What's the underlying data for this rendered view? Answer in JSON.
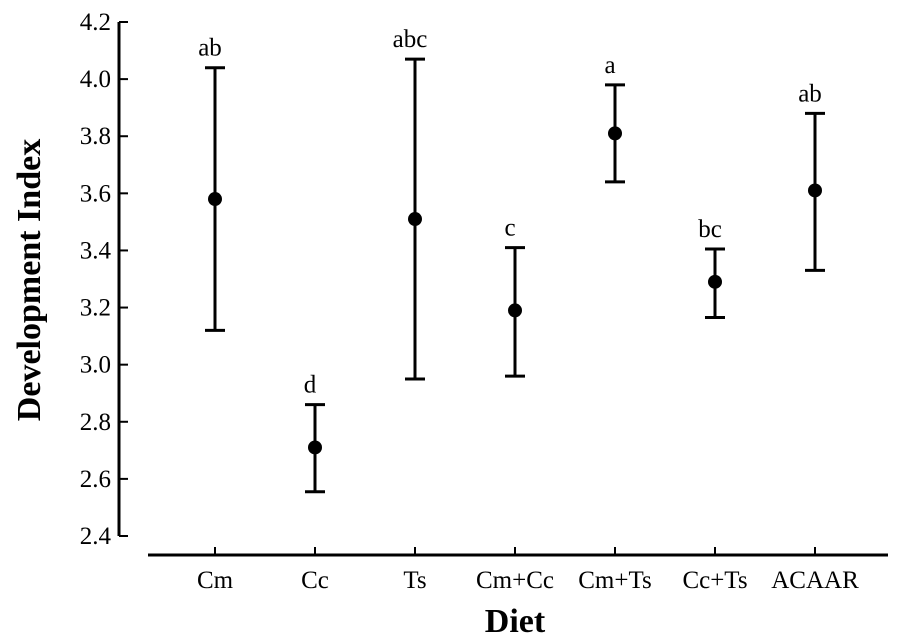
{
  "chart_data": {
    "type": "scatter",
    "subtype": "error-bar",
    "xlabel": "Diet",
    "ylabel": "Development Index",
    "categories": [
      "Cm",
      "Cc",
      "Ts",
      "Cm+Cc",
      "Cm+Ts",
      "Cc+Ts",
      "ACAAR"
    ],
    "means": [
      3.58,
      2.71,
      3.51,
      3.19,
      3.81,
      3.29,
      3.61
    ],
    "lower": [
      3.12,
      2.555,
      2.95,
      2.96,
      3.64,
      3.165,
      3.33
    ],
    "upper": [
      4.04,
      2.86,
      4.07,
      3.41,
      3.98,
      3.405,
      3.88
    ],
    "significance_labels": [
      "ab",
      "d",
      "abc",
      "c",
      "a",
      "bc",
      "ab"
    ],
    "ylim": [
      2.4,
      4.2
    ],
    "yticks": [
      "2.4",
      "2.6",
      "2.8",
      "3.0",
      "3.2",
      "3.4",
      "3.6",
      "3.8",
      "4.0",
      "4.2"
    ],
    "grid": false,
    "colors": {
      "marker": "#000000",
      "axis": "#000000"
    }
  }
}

> [The task]:
Print all entries exactly. The images do not belong in the copy.

> [Response]:
What's the underlying data for this rendered view? Answer in JSON.
{
  "chart_data": {
    "type": "scatter",
    "subtype": "error-bar",
    "xlabel": "Diet",
    "ylabel": "Development Index",
    "categories": [
      "Cm",
      "Cc",
      "Ts",
      "Cm+Cc",
      "Cm+Ts",
      "Cc+Ts",
      "ACAAR"
    ],
    "means": [
      3.58,
      2.71,
      3.51,
      3.19,
      3.81,
      3.29,
      3.61
    ],
    "lower": [
      3.12,
      2.555,
      2.95,
      2.96,
      3.64,
      3.165,
      3.33
    ],
    "upper": [
      4.04,
      2.86,
      4.07,
      3.41,
      3.98,
      3.405,
      3.88
    ],
    "significance_labels": [
      "ab",
      "d",
      "abc",
      "c",
      "a",
      "bc",
      "ab"
    ],
    "ylim": [
      2.4,
      4.2
    ],
    "yticks": [
      "2.4",
      "2.6",
      "2.8",
      "3.0",
      "3.2",
      "3.4",
      "3.6",
      "3.8",
      "4.0",
      "4.2"
    ],
    "grid": false,
    "colors": {
      "marker": "#000000",
      "axis": "#000000"
    }
  }
}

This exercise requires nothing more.